Stored data entries:
►
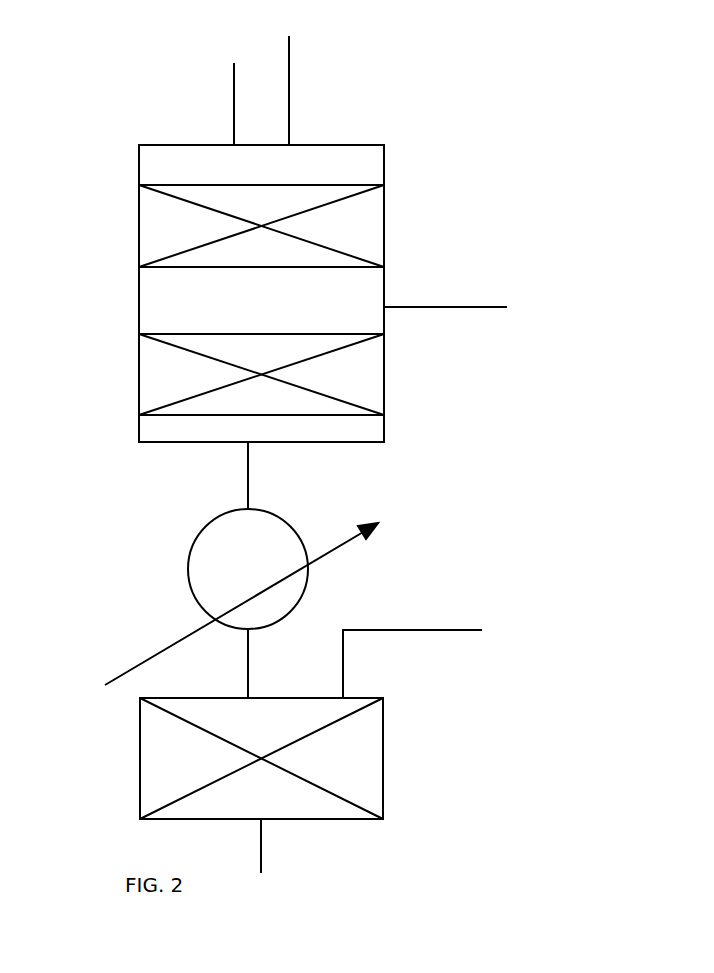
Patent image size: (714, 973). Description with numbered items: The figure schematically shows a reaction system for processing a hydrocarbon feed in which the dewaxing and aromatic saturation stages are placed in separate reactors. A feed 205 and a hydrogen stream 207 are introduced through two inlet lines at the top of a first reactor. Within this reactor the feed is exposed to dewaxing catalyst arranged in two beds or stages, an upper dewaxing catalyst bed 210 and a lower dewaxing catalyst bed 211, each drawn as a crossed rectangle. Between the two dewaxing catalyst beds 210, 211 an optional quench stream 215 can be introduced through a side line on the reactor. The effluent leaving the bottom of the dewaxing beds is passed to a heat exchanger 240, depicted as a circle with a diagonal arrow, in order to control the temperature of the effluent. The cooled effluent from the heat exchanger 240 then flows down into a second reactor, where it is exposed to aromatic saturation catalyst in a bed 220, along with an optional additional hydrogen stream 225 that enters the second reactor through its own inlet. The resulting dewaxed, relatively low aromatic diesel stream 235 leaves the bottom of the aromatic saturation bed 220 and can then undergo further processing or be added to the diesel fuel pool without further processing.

The feed 205 is at (216, 118).
The hydrogen stream 207 is at (312, 118).
The dewaxing catalyst bed 210 is at (135, 228).
The dewaxing catalyst bed 211 is at (135, 389).
The quench stream 215 is at (452, 295).
The aromatic saturation catalyst bed 220 is at (125, 753).
The additional hydrogen stream 225 is at (437, 607).
The dewaxed, relatively low aromatic diesel stream 235 is at (310, 839).
The heat exchanger 240 is at (339, 578).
◄
• **EXERCISE PROMPT**: Report every line above that contains the word "fuel", copying each such line in full. Treat uppercase and lowercase as different.

• **FINISHED TASK**:
Patent image size: (714, 973). Description with numbered items: The figure schematically shows a reaction system for processing a hydrocarbon feed in which the dewaxing and aromatic saturation stages are placed in separate reactors. A feed 205 and a hydrogen stream 207 are introduced through two inlet lines at the top of a first reactor. Within this reactor the feed is exposed to dewaxing catalyst arranged in two beds or stages, an upper dewaxing catalyst bed 210 and a lower dewaxing catalyst bed 211, each drawn as a crossed rectangle. Between the two dewaxing catalyst beds 210, 211 an optional quench stream 215 can be introduced through a side line on the reactor. The effluent leaving the bottom of the dewaxing beds is passed to a heat exchanger 240, depicted as a circle with a diagonal arrow, in order to control the temperature of the effluent. The cooled effluent from the heat exchanger 240 then flows down into a second reactor, where it is exposed to aromatic saturation catalyst in a bed 220, along with an optional additional hydrogen stream 225 that enters the second reactor through its own inlet. The resulting dewaxed, relatively low aromatic diesel stream 235 leaves the bottom of the aromatic saturation bed 220 and can then undergo further processing or be added to the diesel fuel pool without further processing.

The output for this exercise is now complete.